**Directions for this task**
Copy out every line of the records where the string "cash" occurs.

Collected data
* Start *

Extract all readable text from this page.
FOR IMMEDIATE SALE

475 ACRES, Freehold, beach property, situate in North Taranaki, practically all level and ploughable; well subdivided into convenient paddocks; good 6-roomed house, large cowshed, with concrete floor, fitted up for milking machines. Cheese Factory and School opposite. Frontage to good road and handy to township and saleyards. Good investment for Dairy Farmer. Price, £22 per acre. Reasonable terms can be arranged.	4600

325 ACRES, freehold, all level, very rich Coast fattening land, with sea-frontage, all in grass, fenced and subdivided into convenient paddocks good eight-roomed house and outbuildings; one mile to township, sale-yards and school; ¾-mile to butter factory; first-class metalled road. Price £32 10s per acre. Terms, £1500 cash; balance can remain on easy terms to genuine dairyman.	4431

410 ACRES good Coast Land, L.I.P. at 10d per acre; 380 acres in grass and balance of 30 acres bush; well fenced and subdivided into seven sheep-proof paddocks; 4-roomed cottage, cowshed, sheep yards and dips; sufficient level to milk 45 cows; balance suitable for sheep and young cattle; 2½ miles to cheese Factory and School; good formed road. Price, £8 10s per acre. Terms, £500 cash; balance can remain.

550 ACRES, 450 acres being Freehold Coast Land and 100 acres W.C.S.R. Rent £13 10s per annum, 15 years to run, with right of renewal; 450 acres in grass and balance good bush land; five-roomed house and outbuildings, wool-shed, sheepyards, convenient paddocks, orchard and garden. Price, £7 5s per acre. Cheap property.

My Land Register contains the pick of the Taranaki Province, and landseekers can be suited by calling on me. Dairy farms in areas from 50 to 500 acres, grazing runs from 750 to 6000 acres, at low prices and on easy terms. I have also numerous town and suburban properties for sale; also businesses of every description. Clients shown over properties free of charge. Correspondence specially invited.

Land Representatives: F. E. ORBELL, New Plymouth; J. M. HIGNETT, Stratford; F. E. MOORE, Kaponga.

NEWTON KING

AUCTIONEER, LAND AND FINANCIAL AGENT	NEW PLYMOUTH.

* End *

**Complete output**
325 ACRES, freehold, all level, very rich Coast fattening land, with sea-frontage, all in grass, fenced and subdivided into convenient paddocks good eight-roomed house and outbuildings; one mile to township, sale-yards and school; ¾-mile to butter factory; first-class metalled road. Price £32 10s per acre. Terms, £1500 cash; balance can remain on easy terms to genuine dairyman.	4431
410 ACRES good Coast Land, L.I.P. at 10d per acre; 380 acres in grass and balance of 30 acres bush; well fenced and subdivided into seven sheep-proof paddocks; 4-roomed cottage, cowshed, sheep yards and dips; sufficient level to milk 45 cows; balance suitable for sheep and young cattle; 2½ miles to cheese Factory and School; good formed road. Price, £8 10s per acre. Terms, £500 cash; balance can remain.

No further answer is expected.